━━━ Source records ━━━
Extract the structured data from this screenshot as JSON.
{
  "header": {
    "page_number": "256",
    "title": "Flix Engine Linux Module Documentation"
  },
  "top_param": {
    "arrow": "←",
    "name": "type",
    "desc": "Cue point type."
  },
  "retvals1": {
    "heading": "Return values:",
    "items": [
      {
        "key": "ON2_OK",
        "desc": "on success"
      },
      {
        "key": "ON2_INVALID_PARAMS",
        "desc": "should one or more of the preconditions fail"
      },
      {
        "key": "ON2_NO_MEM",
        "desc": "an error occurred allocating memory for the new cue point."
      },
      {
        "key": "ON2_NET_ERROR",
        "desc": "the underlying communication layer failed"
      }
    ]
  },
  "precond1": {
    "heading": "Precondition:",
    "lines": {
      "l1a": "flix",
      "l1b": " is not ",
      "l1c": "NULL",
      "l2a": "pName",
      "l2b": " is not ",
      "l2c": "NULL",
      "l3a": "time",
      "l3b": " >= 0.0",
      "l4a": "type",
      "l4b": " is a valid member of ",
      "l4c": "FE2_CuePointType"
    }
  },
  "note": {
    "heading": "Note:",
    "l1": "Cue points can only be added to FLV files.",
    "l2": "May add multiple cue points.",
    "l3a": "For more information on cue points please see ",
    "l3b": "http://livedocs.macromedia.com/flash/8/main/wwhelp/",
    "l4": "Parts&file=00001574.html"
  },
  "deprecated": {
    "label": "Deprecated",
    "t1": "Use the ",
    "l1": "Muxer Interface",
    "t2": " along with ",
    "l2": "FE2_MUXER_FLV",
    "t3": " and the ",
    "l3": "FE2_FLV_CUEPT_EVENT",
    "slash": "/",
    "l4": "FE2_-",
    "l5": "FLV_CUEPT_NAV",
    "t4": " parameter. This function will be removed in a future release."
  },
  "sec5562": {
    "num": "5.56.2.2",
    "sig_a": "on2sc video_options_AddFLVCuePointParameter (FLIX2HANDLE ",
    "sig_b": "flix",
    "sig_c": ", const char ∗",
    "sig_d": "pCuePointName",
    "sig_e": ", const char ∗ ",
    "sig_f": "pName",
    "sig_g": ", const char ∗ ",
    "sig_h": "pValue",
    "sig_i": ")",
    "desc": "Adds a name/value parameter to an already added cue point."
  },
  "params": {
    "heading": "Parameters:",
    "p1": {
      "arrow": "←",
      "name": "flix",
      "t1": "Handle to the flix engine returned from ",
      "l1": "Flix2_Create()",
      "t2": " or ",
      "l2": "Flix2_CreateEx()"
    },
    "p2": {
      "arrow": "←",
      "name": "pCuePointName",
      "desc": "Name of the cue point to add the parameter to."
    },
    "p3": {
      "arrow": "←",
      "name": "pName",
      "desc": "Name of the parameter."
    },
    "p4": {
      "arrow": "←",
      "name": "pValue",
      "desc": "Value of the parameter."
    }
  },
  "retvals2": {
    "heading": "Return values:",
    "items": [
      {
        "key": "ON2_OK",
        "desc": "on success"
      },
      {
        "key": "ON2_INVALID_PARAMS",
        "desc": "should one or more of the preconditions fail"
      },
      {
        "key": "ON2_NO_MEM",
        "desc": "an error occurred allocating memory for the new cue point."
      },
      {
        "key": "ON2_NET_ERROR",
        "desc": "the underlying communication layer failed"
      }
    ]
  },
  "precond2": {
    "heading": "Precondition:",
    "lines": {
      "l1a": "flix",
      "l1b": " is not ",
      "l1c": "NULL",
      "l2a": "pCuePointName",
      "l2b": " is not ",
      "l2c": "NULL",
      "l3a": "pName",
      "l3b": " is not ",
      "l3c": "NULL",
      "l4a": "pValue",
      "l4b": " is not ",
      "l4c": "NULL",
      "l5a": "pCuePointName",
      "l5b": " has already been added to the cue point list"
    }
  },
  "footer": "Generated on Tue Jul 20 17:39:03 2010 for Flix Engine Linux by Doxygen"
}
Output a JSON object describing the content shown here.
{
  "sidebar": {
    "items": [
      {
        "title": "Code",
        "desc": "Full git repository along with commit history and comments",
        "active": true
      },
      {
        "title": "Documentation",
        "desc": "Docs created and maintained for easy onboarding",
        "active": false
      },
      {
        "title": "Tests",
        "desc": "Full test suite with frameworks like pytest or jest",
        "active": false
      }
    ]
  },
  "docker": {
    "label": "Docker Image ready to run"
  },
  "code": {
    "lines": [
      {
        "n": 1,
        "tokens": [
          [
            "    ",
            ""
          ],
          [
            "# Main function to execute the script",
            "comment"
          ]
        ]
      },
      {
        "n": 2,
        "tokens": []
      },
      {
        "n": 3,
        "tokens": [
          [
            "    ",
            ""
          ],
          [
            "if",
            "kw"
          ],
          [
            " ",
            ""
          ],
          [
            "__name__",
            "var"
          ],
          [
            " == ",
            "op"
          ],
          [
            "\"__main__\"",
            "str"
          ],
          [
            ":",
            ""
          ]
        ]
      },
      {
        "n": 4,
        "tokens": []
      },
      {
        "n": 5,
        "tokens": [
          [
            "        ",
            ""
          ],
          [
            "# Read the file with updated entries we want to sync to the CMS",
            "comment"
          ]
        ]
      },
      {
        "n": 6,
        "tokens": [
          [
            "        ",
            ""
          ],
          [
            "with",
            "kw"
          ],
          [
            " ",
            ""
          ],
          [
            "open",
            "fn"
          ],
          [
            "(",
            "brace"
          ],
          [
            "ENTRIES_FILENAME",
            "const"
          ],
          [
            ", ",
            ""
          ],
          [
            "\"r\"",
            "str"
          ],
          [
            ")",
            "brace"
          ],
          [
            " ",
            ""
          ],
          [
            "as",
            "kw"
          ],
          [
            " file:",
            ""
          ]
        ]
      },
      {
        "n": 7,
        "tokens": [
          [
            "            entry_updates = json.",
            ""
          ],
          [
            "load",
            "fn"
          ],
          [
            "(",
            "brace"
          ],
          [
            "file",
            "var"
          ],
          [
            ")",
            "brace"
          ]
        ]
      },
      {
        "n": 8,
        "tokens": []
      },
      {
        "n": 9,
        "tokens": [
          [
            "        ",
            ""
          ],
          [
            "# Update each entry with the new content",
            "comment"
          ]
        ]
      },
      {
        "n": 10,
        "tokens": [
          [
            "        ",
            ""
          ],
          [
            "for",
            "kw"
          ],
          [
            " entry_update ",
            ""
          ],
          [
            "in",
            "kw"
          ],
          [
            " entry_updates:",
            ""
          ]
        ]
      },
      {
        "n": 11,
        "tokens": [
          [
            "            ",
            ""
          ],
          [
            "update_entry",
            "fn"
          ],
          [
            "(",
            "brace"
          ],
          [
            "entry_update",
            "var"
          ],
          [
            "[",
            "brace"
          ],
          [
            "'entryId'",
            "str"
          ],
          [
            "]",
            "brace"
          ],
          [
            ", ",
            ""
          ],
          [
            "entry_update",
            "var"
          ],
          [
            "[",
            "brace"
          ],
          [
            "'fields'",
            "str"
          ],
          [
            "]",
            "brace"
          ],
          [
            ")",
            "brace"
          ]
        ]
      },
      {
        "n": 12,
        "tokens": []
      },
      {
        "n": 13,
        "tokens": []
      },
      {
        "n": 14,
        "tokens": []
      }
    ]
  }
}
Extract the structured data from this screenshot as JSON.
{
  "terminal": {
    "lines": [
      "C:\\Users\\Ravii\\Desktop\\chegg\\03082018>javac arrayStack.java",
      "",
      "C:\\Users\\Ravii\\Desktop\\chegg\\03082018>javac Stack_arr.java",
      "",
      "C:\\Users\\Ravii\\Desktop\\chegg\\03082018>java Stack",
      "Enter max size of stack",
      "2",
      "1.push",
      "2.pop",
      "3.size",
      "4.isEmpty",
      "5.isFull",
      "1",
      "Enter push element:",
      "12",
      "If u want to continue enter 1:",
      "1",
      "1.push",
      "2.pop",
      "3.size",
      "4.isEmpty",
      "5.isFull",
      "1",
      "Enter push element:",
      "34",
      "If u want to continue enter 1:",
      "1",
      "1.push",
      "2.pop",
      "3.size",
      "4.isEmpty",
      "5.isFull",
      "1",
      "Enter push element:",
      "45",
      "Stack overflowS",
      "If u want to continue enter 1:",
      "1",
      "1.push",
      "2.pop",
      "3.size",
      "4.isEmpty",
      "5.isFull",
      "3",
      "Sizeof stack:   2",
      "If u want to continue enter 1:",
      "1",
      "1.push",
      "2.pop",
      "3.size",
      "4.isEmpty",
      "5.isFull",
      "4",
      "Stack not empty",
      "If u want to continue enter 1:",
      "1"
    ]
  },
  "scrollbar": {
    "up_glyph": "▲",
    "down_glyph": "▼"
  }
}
━━━
- _Exercise_
From the data above, work out how many lines hold "added". Answer with the number alone.

- _Result below_
3